**Supplied records:**
>> START
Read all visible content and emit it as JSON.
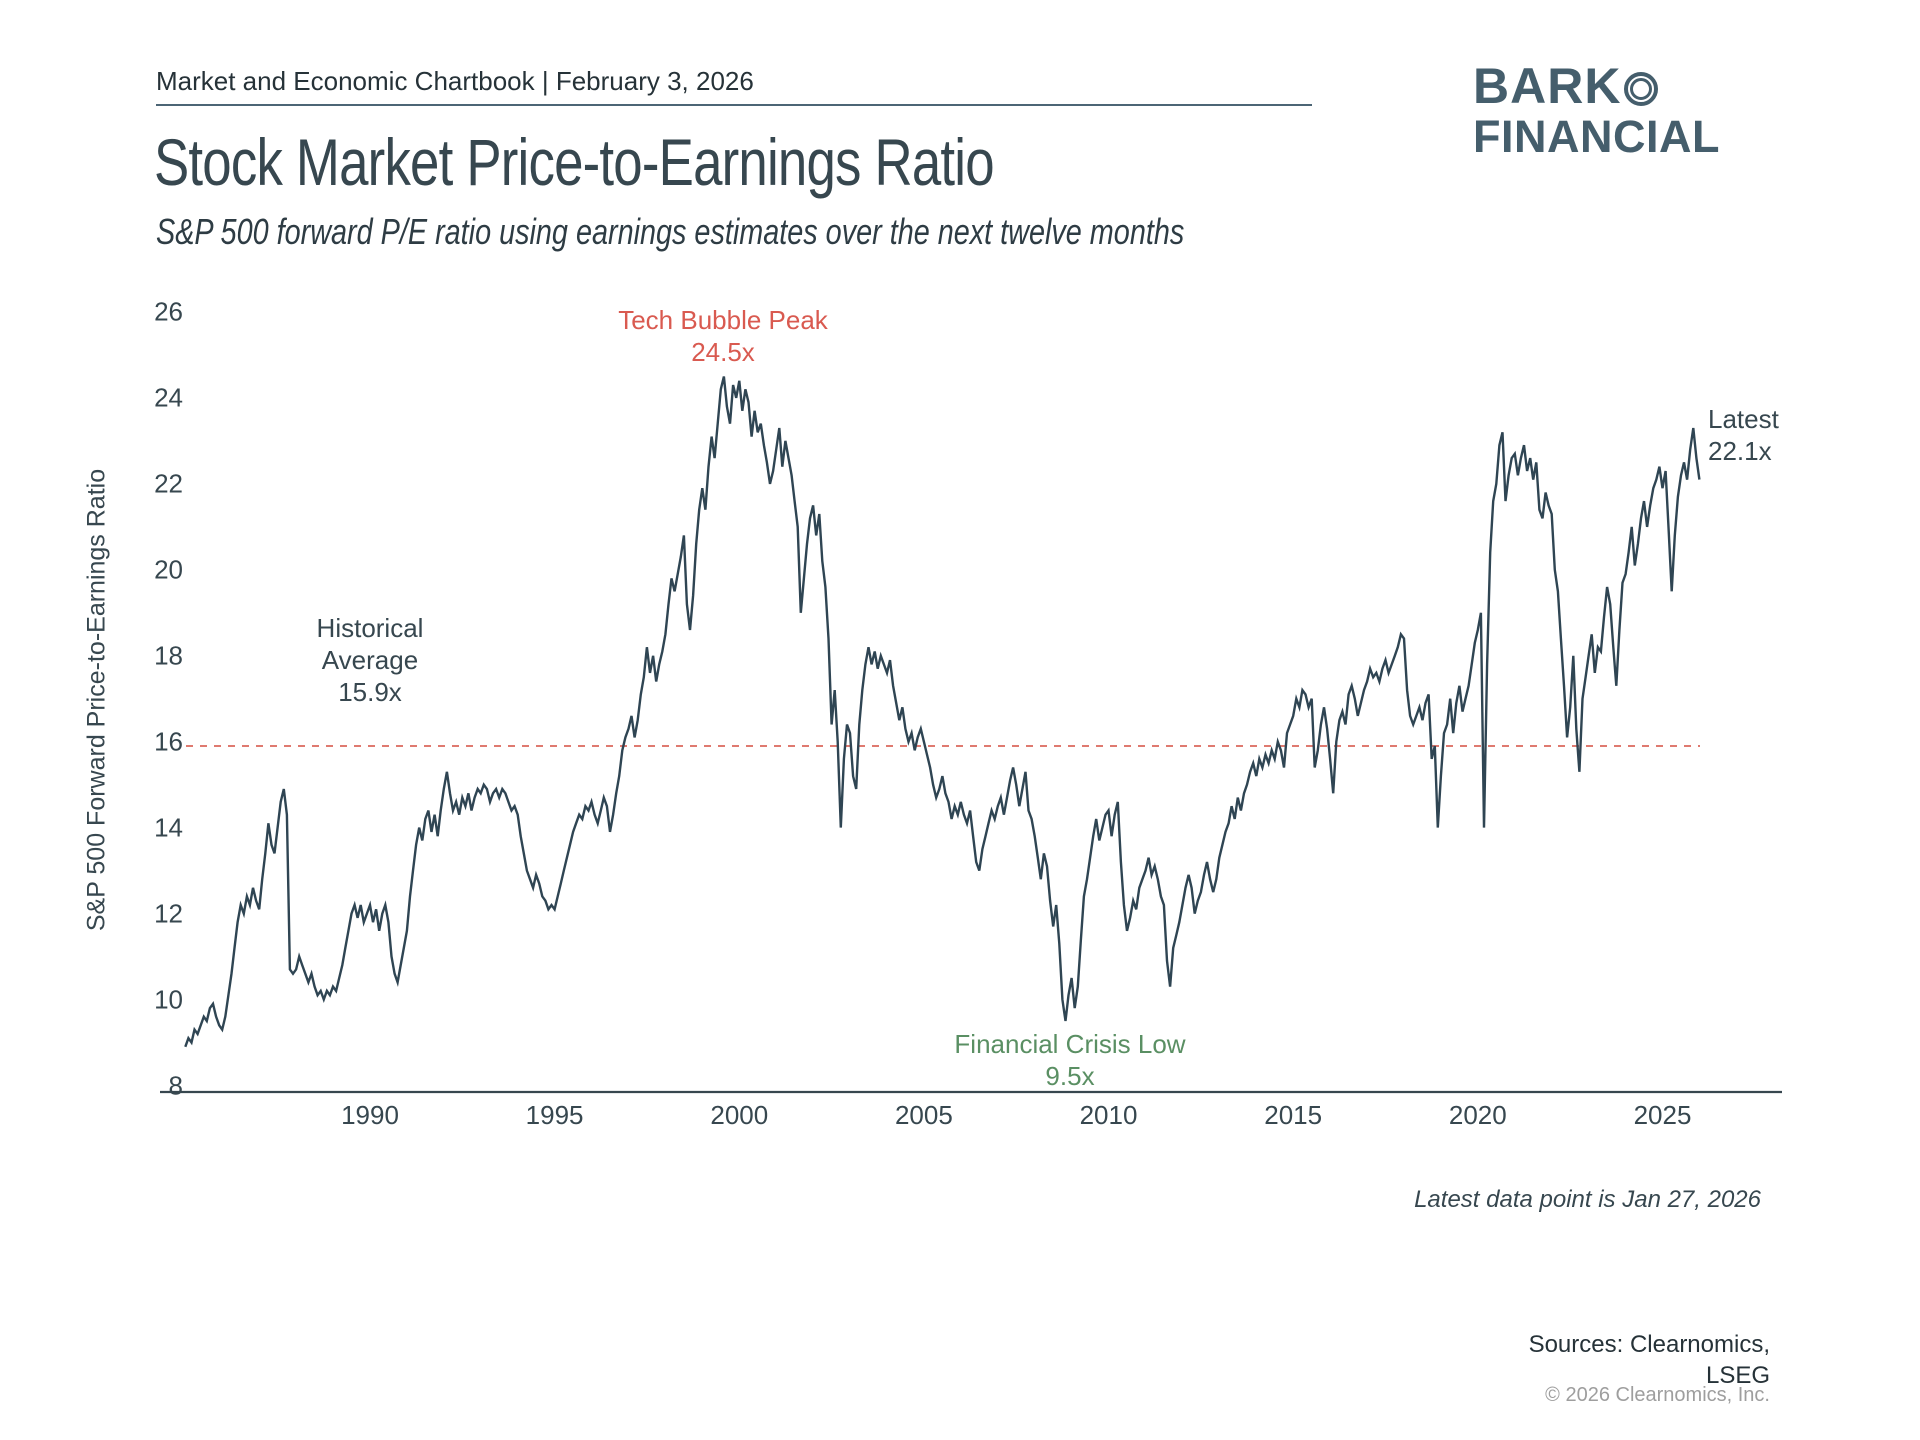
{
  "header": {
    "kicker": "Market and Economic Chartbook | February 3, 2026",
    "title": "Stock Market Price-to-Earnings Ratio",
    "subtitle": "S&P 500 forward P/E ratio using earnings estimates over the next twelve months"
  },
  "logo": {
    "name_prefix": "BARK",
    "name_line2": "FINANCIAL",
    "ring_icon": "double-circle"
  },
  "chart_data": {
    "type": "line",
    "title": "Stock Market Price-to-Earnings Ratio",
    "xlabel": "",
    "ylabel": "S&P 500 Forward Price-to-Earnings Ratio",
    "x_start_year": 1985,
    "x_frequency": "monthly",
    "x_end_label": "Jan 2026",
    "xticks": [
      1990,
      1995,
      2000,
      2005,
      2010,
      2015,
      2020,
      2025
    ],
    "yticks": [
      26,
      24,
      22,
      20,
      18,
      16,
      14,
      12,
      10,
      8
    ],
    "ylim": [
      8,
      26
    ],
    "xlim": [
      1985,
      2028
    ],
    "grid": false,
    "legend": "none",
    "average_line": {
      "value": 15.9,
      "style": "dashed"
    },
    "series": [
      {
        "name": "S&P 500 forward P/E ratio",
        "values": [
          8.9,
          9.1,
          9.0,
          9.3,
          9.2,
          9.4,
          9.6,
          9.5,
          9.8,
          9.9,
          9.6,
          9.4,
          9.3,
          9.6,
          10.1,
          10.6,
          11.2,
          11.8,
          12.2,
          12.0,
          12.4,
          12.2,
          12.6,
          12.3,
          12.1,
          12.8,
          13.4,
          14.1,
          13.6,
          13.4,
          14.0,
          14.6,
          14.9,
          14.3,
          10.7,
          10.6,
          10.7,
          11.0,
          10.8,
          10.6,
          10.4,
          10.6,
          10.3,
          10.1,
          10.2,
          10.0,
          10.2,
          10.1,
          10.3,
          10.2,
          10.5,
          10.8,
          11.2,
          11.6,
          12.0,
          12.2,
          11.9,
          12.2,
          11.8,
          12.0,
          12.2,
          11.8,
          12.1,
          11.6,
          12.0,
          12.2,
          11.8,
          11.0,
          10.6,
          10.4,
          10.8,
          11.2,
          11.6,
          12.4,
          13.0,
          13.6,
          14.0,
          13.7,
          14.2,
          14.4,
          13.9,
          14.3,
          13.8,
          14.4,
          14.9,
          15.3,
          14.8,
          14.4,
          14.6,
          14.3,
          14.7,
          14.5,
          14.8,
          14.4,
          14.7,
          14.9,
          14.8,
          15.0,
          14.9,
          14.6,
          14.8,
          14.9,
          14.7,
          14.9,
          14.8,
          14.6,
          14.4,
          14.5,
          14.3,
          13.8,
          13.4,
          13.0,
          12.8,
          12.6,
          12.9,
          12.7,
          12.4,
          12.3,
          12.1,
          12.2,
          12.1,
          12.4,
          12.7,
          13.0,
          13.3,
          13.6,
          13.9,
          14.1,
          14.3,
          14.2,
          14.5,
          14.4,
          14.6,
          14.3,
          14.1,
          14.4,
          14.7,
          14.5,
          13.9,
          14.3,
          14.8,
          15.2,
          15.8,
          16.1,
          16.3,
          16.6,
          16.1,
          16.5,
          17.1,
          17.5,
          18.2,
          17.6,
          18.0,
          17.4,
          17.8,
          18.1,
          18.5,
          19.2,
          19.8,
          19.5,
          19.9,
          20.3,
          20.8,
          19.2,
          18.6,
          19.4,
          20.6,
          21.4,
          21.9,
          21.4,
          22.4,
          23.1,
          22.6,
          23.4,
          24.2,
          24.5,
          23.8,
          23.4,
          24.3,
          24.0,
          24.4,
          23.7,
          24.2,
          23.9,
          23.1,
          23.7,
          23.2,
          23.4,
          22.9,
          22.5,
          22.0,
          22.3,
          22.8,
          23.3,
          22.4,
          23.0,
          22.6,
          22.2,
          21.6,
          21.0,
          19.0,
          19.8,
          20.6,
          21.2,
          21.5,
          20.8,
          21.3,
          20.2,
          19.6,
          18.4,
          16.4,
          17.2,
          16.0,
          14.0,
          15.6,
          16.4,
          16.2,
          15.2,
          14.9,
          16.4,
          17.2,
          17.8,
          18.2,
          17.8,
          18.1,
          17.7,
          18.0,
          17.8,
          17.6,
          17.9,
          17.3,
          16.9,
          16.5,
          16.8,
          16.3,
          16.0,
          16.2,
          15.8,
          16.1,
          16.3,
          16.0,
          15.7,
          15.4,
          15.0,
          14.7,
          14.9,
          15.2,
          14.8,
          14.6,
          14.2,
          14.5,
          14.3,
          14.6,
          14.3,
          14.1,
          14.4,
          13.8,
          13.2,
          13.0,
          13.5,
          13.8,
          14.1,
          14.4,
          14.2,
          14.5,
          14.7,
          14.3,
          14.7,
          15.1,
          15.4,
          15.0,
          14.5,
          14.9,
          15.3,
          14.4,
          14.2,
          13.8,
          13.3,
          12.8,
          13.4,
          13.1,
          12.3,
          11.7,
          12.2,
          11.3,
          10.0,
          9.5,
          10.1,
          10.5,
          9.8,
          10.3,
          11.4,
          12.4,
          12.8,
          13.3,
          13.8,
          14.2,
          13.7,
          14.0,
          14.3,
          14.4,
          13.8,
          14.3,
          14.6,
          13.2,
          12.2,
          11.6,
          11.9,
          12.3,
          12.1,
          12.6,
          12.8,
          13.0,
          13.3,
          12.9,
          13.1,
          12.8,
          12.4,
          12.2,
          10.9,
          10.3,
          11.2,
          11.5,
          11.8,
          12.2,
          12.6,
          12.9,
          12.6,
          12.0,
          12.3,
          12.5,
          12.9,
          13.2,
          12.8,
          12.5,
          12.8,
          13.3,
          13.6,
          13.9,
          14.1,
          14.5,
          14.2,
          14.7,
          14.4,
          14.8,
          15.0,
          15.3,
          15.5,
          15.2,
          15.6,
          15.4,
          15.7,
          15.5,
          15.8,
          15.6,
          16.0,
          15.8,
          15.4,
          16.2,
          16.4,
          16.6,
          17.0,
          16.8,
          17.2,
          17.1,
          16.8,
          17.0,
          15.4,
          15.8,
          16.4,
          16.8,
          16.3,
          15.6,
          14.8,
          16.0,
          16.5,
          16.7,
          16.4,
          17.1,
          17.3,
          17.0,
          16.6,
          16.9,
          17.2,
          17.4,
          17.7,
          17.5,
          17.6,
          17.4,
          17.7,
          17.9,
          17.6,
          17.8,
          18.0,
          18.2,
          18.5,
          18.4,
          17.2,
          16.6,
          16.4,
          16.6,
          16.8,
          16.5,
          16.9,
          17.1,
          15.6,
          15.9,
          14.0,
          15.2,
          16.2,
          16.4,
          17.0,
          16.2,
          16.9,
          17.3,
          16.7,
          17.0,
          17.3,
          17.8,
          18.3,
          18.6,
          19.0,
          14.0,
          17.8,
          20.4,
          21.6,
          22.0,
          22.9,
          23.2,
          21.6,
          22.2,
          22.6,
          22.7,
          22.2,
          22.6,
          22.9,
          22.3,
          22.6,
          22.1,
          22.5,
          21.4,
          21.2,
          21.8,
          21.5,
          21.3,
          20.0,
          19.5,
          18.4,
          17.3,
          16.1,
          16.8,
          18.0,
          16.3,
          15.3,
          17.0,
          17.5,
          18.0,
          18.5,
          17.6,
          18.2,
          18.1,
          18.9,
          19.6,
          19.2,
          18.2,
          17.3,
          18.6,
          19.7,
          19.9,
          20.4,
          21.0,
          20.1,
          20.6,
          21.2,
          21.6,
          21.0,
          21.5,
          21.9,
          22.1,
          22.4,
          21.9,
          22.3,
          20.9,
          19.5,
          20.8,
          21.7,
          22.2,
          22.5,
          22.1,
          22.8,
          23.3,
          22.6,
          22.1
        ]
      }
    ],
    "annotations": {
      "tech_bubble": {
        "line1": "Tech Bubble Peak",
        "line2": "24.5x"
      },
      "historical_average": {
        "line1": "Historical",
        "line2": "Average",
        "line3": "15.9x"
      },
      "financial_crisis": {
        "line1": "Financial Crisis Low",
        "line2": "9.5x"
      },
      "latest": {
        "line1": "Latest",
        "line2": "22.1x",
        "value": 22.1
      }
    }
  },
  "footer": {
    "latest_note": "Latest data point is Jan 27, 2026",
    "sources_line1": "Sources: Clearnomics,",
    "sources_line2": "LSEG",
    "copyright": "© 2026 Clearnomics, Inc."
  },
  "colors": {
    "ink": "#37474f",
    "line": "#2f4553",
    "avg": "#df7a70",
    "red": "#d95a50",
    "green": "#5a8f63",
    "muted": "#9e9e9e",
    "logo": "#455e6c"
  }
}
>> END
**Problem requirements:** All lines holding the word "Clearnomics" should be picked out and copied.

**Final answer:**
    "sources_line1": "Sources: Clearnomics,",
    "copyright": "© 2026 Clearnomics, Inc."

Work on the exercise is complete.